▶ _Your task_
Transcribe the material in full, exactly as written.

▶ _Input for this task_
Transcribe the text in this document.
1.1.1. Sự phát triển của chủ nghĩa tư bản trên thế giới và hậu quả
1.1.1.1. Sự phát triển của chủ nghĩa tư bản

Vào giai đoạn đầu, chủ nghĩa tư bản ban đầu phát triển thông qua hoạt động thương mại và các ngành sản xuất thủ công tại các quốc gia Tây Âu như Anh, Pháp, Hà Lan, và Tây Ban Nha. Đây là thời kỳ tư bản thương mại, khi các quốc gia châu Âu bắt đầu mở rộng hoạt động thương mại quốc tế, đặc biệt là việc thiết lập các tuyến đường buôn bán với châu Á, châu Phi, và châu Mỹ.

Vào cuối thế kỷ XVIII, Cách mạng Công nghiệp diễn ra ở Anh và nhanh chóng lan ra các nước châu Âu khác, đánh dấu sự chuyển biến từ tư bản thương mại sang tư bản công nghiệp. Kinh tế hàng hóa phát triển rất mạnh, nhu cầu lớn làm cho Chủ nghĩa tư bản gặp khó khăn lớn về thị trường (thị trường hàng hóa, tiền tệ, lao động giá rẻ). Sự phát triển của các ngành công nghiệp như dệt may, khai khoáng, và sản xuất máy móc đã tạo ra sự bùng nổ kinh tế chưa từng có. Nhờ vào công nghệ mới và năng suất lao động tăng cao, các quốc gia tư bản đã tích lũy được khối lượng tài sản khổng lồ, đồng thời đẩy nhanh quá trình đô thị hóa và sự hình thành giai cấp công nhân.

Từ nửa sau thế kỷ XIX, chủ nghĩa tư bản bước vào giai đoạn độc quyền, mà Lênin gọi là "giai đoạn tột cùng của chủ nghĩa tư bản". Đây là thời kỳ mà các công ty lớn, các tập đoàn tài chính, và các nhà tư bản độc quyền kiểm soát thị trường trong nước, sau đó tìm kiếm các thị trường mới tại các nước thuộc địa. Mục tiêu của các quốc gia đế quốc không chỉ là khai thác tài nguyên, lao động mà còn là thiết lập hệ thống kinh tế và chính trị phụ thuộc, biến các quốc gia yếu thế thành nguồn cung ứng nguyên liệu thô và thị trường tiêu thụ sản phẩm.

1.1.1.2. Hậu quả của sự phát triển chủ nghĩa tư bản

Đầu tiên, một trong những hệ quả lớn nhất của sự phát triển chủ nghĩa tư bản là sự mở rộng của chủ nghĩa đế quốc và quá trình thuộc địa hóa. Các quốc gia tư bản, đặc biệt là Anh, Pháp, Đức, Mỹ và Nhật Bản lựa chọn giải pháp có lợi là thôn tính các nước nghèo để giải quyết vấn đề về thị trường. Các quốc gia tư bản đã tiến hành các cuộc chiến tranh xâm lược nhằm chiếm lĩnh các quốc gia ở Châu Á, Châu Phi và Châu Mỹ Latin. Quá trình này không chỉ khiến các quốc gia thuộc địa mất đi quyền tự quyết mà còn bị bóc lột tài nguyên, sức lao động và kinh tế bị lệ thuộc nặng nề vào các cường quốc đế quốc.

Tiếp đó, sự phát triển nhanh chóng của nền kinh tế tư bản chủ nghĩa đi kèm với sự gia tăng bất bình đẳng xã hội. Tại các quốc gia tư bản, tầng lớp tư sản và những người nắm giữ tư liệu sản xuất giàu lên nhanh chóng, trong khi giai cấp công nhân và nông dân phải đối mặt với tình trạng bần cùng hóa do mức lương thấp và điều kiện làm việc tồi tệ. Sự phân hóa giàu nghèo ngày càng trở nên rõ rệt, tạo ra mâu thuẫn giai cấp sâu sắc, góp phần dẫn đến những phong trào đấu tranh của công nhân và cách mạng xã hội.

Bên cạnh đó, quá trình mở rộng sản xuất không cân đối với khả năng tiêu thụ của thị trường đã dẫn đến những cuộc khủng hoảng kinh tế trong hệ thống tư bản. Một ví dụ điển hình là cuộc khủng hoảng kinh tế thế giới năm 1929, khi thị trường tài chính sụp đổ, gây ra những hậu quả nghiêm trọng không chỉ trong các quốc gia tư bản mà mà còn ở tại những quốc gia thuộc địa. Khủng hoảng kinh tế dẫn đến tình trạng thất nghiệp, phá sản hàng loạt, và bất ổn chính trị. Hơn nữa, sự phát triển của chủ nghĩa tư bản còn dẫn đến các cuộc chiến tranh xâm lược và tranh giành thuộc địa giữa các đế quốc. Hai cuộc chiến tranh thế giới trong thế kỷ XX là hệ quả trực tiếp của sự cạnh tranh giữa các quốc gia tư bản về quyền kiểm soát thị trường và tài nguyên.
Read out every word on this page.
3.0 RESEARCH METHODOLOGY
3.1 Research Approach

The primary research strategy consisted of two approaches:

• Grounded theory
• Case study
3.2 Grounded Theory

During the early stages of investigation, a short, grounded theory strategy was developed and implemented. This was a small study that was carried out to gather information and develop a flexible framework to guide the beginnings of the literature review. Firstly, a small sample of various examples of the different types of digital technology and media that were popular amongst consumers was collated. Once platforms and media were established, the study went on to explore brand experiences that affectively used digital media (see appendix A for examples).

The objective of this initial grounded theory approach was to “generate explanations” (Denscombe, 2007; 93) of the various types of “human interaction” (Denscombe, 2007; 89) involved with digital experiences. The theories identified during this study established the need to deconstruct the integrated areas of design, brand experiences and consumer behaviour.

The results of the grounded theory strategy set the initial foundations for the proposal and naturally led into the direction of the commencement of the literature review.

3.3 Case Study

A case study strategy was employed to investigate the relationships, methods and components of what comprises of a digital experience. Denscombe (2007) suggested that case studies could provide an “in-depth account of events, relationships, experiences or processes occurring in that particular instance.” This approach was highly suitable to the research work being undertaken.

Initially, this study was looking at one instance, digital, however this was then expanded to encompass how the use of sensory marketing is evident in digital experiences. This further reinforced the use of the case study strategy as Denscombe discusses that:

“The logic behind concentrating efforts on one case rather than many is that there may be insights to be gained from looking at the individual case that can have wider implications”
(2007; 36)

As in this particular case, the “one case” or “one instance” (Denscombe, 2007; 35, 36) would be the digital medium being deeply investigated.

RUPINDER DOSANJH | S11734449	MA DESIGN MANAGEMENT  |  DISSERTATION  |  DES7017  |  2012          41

▶ _Solution to the problem_
Transcribe the text in this document.
1.1.1. Sự phát triển của chủ nghĩa tư bản trên thế giới và hậu quả
1.1.1.1. Sự phát triển của chủ nghĩa tư bản

Vào giai đoạn đầu, chủ nghĩa tư bản ban đầu phát triển thông qua hoạt động thương mại và các ngành sản xuất thủ công tại các quốc gia Tây Âu như Anh, Pháp, Hà Lan, và Tây Ban Nha. Đây là thời kỳ tư bản thương mại, khi các quốc gia châu Âu bắt đầu mở rộng hoạt động thương mại quốc tế, đặc biệt là việc thiết lập các tuyến đường buôn bán với châu Á, châu Phi, và châu Mỹ.

Vào cuối thế kỷ XVIII, Cách mạng Công nghiệp diễn ra ở Anh và nhanh chóng lan ra các nước châu Âu khác, đánh dấu sự chuyển biến từ tư bản thương mại sang tư bản công nghiệp. Kinh tế hàng hóa phát triển rất mạnh, nhu cầu lớn làm cho Chủ nghĩa tư bản gặp khó khăn lớn về thị trường (thị trường hàng hóa, tiền tệ, lao động giá rẻ). Sự phát triển của các ngành công nghiệp như dệt may, khai khoáng, và sản xuất máy móc đã tạo ra sự bùng nổ kinh tế chưa từng có. Nhờ vào công nghệ mới và năng suất lao động tăng cao, các quốc gia tư bản đã tích lũy được khối lượng tài sản khổng lồ, đồng thời đẩy nhanh quá trình đô thị hóa và sự hình thành giai cấp công nhân.

Từ nửa sau thế kỷ XIX, chủ nghĩa tư bản bước vào giai đoạn độc quyền, mà Lênin gọi là "giai đoạn tột cùng của chủ nghĩa tư bản". Đây là thời kỳ mà các công ty lớn, các tập đoàn tài chính, và các nhà tư bản độc quyền kiểm soát thị trường trong nước, sau đó tìm kiếm các thị trường mới tại các nước thuộc địa. Mục tiêu của các quốc gia đế quốc không chỉ là khai thác tài nguyên, lao động mà còn là thiết lập hệ thống kinh tế và chính trị phụ thuộc, biến các quốc gia yếu thế thành nguồn cung ứng nguyên liệu thô và thị trường tiêu thụ sản phẩm.

1.1.1.2. Hậu quả của sự phát triển chủ nghĩa tư bản

Đầu tiên, một trong những hệ quả lớn nhất của sự phát triển chủ nghĩa tư bản là sự mở rộng của chủ nghĩa đế quốc và quá trình thuộc địa hóa. Các quốc gia tư bản, đặc biệt là Anh, Pháp, Đức, Mỹ và Nhật Bản lựa chọn giải pháp có lợi là thôn tính các nước nghèo để giải quyết vấn đề về thị trường. Các quốc gia tư bản đã tiến hành các cuộc chiến tranh xâm lược nhằm chiếm lĩnh các quốc gia ở Châu Á, Châu Phi và Châu Mỹ Latin. Quá trình này không chỉ khiến các quốc gia thuộc địa mất đi quyền tự quyết mà còn bị bóc lột tài nguyên, sức lao động và kinh tế bị lệ thuộc nặng nề vào các cường quốc đế quốc.

Tiếp đó, sự phát triển nhanh chóng của nền kinh tế tư bản chủ nghĩa đi kèm với sự gia tăng bất bình đẳng xã hội. Tại các quốc gia tư bản, tầng lớp tư sản và những người nắm giữ tư liệu sản xuất giàu lên nhanh chóng, trong khi giai cấp công nhân và nông dân phải đối mặt với tình trạng bần cùng hóa do mức lương thấp và điều kiện làm việc tồi tệ. Sự phân hóa giàu nghèo ngày càng trở nên rõ rệt, tạo ra mâu thuẫn giai cấp sâu sắc, góp phần dẫn đến những phong trào đấu tranh của công nhân và cách mạng xã hội.

Bên cạnh đó, quá trình mở rộng sản xuất không cân đối với khả năng tiêu thụ của thị trường đã dẫn đến những cuộc khủng hoảng kinh tế trong hệ thống tư bản. Một ví dụ điển hình là cuộc khủng hoảng kinh tế thế giới năm 1929, khi thị trường tài chính sụp đổ, gây ra những hậu quả nghiêm trọng không chỉ trong các quốc gia tư bản mà mà còn ở tại những quốc gia thuộc địa. Khủng hoảng kinh tế dẫn đến tình trạng thất nghiệp, phá sản hàng loạt, và bất ổn chính trị. Hơn nữa, sự phát triển của chủ nghĩa tư bản còn dẫn đến các cuộc chiến tranh xâm lược và tranh giành thuộc địa giữa các đế quốc. Hai cuộc chiến tranh thế giới trong thế kỷ XX là hệ quả trực tiếp của sự cạnh tranh giữa các quốc gia tư bản về quyền kiểm soát thị trường và tài nguyên.
Read out every word on this page.
3.0 RESEARCH METHODOLOGY
3.1 Research Approach

The primary research strategy consisted of two approaches:

• Grounded theory
• Case study
3.2 Grounded Theory

During the early stages of investigation, a short, grounded theory strategy was developed and implemented. This was a small study that was carried out to gather information and develop a flexible framework to guide the beginnings of the literature review. Firstly, a small sample of various examples of the different types of digital technology and media that were popular amongst consumers was collated. Once platforms and media were established, the study went on to explore brand experiences that affectively used digital media (see appendix A for examples).

The objective of this initial grounded theory approach was to “generate explanations” (Denscombe, 2007; 93) of the various types of “human interaction” (Denscombe, 2007; 89) involved with digital experiences. The theories identified during this study established the need to deconstruct the integrated areas of design, brand experiences and consumer behaviour.

The results of the grounded theory strategy set the initial foundations for the proposal and naturally led into the direction of the commencement of the literature review.

3.3 Case Study

A case study strategy was employed to investigate the relationships, methods and components of what comprises of a digital experience. Denscombe (2007) suggested that case studies could provide an “in-depth account of events, relationships, experiences or processes occurring in that particular instance.” This approach was highly suitable to the research work being undertaken.

Initially, this study was looking at one instance, digital, however this was then expanded to encompass how the use of sensory marketing is evident in digital experiences. This further reinforced the use of the case study strategy as Denscombe discusses that:

“The logic behind concentrating efforts on one case rather than many is that there may be insights to be gained from looking at the individual case that can have wider implications”
(2007; 36)

As in this particular case, the “one case” or “one instance” (Denscombe, 2007; 35, 36) would be the digital medium being deeply investigated.

RUPINDER DOSANJH | S11734449	MA DESIGN MANAGEMENT  |  DISSERTATION  |  DES7017  |  2012          41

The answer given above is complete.